[Figure record extracts]
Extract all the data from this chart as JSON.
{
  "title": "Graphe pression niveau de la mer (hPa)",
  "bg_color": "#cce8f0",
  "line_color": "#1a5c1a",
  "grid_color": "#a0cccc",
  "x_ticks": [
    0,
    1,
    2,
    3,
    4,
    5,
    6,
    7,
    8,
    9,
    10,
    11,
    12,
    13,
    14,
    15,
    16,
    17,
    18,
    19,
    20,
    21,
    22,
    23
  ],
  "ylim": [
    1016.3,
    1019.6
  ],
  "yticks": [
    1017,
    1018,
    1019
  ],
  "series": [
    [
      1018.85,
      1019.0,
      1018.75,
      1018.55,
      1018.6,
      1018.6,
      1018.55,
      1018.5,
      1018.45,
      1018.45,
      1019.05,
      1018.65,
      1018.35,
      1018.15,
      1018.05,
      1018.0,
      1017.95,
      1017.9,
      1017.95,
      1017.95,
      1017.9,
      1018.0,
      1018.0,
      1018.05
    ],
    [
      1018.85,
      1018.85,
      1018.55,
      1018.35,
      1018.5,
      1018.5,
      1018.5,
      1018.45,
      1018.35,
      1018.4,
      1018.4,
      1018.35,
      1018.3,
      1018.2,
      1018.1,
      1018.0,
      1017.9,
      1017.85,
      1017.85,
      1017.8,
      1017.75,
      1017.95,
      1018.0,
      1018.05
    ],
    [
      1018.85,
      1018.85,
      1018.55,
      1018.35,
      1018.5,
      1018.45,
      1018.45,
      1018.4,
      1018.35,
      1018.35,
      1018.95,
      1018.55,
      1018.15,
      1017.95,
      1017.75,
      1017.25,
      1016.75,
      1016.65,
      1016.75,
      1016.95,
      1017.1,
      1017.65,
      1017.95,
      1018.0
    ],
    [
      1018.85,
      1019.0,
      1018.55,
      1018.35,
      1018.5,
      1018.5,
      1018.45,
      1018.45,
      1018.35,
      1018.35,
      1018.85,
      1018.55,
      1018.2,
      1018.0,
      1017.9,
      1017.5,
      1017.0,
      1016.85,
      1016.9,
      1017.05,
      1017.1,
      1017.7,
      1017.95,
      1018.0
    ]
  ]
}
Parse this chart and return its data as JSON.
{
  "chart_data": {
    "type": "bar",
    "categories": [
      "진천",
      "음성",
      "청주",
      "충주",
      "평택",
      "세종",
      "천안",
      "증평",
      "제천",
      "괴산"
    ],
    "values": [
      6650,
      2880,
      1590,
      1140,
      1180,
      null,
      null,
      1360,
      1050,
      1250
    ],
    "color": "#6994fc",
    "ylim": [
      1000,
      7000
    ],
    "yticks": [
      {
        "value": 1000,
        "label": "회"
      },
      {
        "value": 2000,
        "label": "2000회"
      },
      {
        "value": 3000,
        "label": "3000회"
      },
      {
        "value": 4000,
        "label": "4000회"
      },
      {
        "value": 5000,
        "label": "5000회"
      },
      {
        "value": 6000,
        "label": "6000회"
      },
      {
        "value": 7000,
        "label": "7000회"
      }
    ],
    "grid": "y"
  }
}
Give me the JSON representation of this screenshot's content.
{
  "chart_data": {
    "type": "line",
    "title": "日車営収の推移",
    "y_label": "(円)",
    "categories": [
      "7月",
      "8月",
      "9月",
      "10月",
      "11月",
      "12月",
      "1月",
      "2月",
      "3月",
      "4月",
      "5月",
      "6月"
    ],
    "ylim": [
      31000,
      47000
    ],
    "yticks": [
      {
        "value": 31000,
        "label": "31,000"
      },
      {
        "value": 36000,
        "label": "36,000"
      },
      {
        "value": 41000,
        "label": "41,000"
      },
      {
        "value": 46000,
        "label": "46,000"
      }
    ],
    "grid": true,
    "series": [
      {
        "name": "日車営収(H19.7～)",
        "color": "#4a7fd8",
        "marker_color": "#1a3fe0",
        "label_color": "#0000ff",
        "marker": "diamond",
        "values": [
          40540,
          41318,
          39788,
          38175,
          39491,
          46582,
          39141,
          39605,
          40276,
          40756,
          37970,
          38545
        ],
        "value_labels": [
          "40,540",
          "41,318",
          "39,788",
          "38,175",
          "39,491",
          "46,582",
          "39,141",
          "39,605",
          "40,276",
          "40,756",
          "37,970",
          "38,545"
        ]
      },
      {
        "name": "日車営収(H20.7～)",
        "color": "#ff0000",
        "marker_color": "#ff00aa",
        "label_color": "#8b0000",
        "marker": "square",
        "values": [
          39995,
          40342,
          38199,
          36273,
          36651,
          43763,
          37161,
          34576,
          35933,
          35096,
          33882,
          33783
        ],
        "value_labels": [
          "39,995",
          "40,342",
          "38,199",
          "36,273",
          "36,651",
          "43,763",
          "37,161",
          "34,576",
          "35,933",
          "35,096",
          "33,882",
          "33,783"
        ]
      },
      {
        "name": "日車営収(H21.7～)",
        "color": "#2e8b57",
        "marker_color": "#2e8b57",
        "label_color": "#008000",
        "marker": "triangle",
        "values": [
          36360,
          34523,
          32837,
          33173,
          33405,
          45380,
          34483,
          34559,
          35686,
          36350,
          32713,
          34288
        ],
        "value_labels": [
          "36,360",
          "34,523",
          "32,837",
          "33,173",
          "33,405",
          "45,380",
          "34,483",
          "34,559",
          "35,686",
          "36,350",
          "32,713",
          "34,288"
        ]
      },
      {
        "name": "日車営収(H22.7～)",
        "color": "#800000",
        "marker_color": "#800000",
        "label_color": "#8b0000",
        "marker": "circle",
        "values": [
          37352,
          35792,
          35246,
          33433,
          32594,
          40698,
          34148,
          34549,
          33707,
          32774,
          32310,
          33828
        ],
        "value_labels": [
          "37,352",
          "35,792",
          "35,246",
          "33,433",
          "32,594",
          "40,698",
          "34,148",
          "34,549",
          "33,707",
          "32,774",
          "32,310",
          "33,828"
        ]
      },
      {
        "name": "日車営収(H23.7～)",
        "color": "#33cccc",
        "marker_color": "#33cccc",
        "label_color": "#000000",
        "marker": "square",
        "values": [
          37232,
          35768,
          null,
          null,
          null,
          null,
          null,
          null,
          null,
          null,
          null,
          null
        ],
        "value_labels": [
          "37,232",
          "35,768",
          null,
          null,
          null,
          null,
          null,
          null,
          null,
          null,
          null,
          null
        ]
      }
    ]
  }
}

EXERCISE DESCRIPTION: Restate each record exactly as written.

THE COMPLETED TASK:
Extract all the data from this chart as JSON.
{
  "title": "Graphe pression niveau de la mer (hPa)",
  "bg_color": "#cce8f0",
  "line_color": "#1a5c1a",
  "grid_color": "#a0cccc",
  "x_ticks": [
    0,
    1,
    2,
    3,
    4,
    5,
    6,
    7,
    8,
    9,
    10,
    11,
    12,
    13,
    14,
    15,
    16,
    17,
    18,
    19,
    20,
    21,
    22,
    23
  ],
  "ylim": [
    1016.3,
    1019.6
  ],
  "yticks": [
    1017,
    1018,
    1019
  ],
  "series": [
    [
      1018.85,
      1019.0,
      1018.75,
      1018.55,
      1018.6,
      1018.6,
      1018.55,
      1018.5,
      1018.45,
      1018.45,
      1019.05,
      1018.65,
      1018.35,
      1018.15,
      1018.05,
      1018.0,
      1017.95,
      1017.9,
      1017.95,
      1017.95,
      1017.9,
      1018.0,
      1018.0,
      1018.05
    ],
    [
      1018.85,
      1018.85,
      1018.55,
      1018.35,
      1018.5,
      1018.5,
      1018.5,
      1018.45,
      1018.35,
      1018.4,
      1018.4,
      1018.35,
      1018.3,
      1018.2,
      1018.1,
      1018.0,
      1017.9,
      1017.85,
      1017.85,
      1017.8,
      1017.75,
      1017.95,
      1018.0,
      1018.05
    ],
    [
      1018.85,
      1018.85,
      1018.55,
      1018.35,
      1018.5,
      1018.45,
      1018.45,
      1018.4,
      1018.35,
      1018.35,
      1018.95,
      1018.55,
      1018.15,
      1017.95,
      1017.75,
      1017.25,
      1016.75,
      1016.65,
      1016.75,
      1016.95,
      1017.1,
      1017.65,
      1017.95,
      1018.0
    ],
    [
      1018.85,
      1019.0,
      1018.55,
      1018.35,
      1018.5,
      1018.5,
      1018.45,
      1018.45,
      1018.35,
      1018.35,
      1018.85,
      1018.55,
      1018.2,
      1018.0,
      1017.9,
      1017.5,
      1017.0,
      1016.85,
      1016.9,
      1017.05,
      1017.1,
      1017.7,
      1017.95,
      1018.0
    ]
  ]
}
Parse this chart and return its data as JSON.
{
  "chart_data": {
    "type": "bar",
    "categories": [
      "진천",
      "음성",
      "청주",
      "충주",
      "평택",
      "세종",
      "천안",
      "증평",
      "제천",
      "괴산"
    ],
    "values": [
      6650,
      2880,
      1590,
      1140,
      1180,
      null,
      null,
      1360,
      1050,
      1250
    ],
    "color": "#6994fc",
    "ylim": [
      1000,
      7000
    ],
    "yticks": [
      {
        "value": 1000,
        "label": "회"
      },
      {
        "value": 2000,
        "label": "2000회"
      },
      {
        "value": 3000,
        "label": "3000회"
      },
      {
        "value": 4000,
        "label": "4000회"
      },
      {
        "value": 5000,
        "label": "5000회"
      },
      {
        "value": 6000,
        "label": "6000회"
      },
      {
        "value": 7000,
        "label": "7000회"
      }
    ],
    "grid": "y"
  }
}
Give me the JSON representation of this screenshot's content.
{
  "chart_data": {
    "type": "line",
    "title": "日車営収の推移",
    "y_label": "(円)",
    "categories": [
      "7月",
      "8月",
      "9月",
      "10月",
      "11月",
      "12月",
      "1月",
      "2月",
      "3月",
      "4月",
      "5月",
      "6月"
    ],
    "ylim": [
      31000,
      47000
    ],
    "yticks": [
      {
        "value": 31000,
        "label": "31,000"
      },
      {
        "value": 36000,
        "label": "36,000"
      },
      {
        "value": 41000,
        "label": "41,000"
      },
      {
        "value": 46000,
        "label": "46,000"
      }
    ],
    "grid": true,
    "series": [
      {
        "name": "日車営収(H19.7～)",
        "color": "#4a7fd8",
        "marker_color": "#1a3fe0",
        "label_color": "#0000ff",
        "marker": "diamond",
        "values": [
          40540,
          41318,
          39788,
          38175,
          39491,
          46582,
          39141,
          39605,
          40276,
          40756,
          37970,
          38545
        ],
        "value_labels": [
          "40,540",
          "41,318",
          "39,788",
          "38,175",
          "39,491",
          "46,582",
          "39,141",
          "39,605",
          "40,276",
          "40,756",
          "37,970",
          "38,545"
        ]
      },
      {
        "name": "日車営収(H20.7～)",
        "color": "#ff0000",
        "marker_color": "#ff00aa",
        "label_color": "#8b0000",
        "marker": "square",
        "values": [
          39995,
          40342,
          38199,
          36273,
          36651,
          43763,
          37161,
          34576,
          35933,
          35096,
          33882,
          33783
        ],
        "value_labels": [
          "39,995",
          "40,342",
          "38,199",
          "36,273",
          "36,651",
          "43,763",
          "37,161",
          "34,576",
          "35,933",
          "35,096",
          "33,882",
          "33,783"
        ]
      },
      {
        "name": "日車営収(H21.7～)",
        "color": "#2e8b57",
        "marker_color": "#2e8b57",
        "label_color": "#008000",
        "marker": "triangle",
        "values": [
          36360,
          34523,
          32837,
          33173,
          33405,
          45380,
          34483,
          34559,
          35686,
          36350,
          32713,
          34288
        ],
        "value_labels": [
          "36,360",
          "34,523",
          "32,837",
          "33,173",
          "33,405",
          "45,380",
          "34,483",
          "34,559",
          "35,686",
          "36,350",
          "32,713",
          "34,288"
        ]
      },
      {
        "name": "日車営収(H22.7～)",
        "color": "#800000",
        "marker_color": "#800000",
        "label_color": "#8b0000",
        "marker": "circle",
        "values": [
          37352,
          35792,
          35246,
          33433,
          32594,
          40698,
          34148,
          34549,
          33707,
          32774,
          32310,
          33828
        ],
        "value_labels": [
          "37,352",
          "35,792",
          "35,246",
          "33,433",
          "32,594",
          "40,698",
          "34,148",
          "34,549",
          "33,707",
          "32,774",
          "32,310",
          "33,828"
        ]
      },
      {
        "name": "日車営収(H23.7～)",
        "color": "#33cccc",
        "marker_color": "#33cccc",
        "label_color": "#000000",
        "marker": "square",
        "values": [
          37232,
          35768,
          null,
          null,
          null,
          null,
          null,
          null,
          null,
          null,
          null,
          null
        ],
        "value_labels": [
          "37,232",
          "35,768",
          null,
          null,
          null,
          null,
          null,
          null,
          null,
          null,
          null,
          null
        ]
      }
    ]
  }
}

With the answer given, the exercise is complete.